___ Records to use
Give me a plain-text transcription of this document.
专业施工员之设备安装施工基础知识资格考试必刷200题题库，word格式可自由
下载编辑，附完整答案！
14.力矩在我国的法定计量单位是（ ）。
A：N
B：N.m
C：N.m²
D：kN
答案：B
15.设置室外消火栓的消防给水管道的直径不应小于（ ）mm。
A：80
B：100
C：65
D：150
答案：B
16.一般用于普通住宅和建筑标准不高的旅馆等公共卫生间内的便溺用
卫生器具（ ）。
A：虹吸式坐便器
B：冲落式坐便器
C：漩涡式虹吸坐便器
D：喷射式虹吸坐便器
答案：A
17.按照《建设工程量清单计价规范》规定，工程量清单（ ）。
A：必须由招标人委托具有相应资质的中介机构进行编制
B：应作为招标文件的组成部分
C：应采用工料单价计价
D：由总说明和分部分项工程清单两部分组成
______
Requirement: Recopy the whole listing exactly.

Response to this exercise:
Give me a plain-text transcription of this document.
专业施工员之设备安装施工基础知识资格考试必刷200题题库，word格式可自由
下载编辑，附完整答案！
14.力矩在我国的法定计量单位是（ ）。
A：N
B：N.m
C：N.m²
D：kN
答案：B
15.设置室外消火栓的消防给水管道的直径不应小于（ ）mm。
A：80
B：100
C：65
D：150
答案：B
16.一般用于普通住宅和建筑标准不高的旅馆等公共卫生间内的便溺用
卫生器具（ ）。
A：虹吸式坐便器
B：冲落式坐便器
C：漩涡式虹吸坐便器
D：喷射式虹吸坐便器
答案：A
17.按照《建设工程量清单计价规范》规定，工程量清单（ ）。
A：必须由招标人委托具有相应资质的中介机构进行编制
B：应作为招标文件的组成部分
C：应采用工料单价计价
D：由总说明和分部分项工程清单两部分组成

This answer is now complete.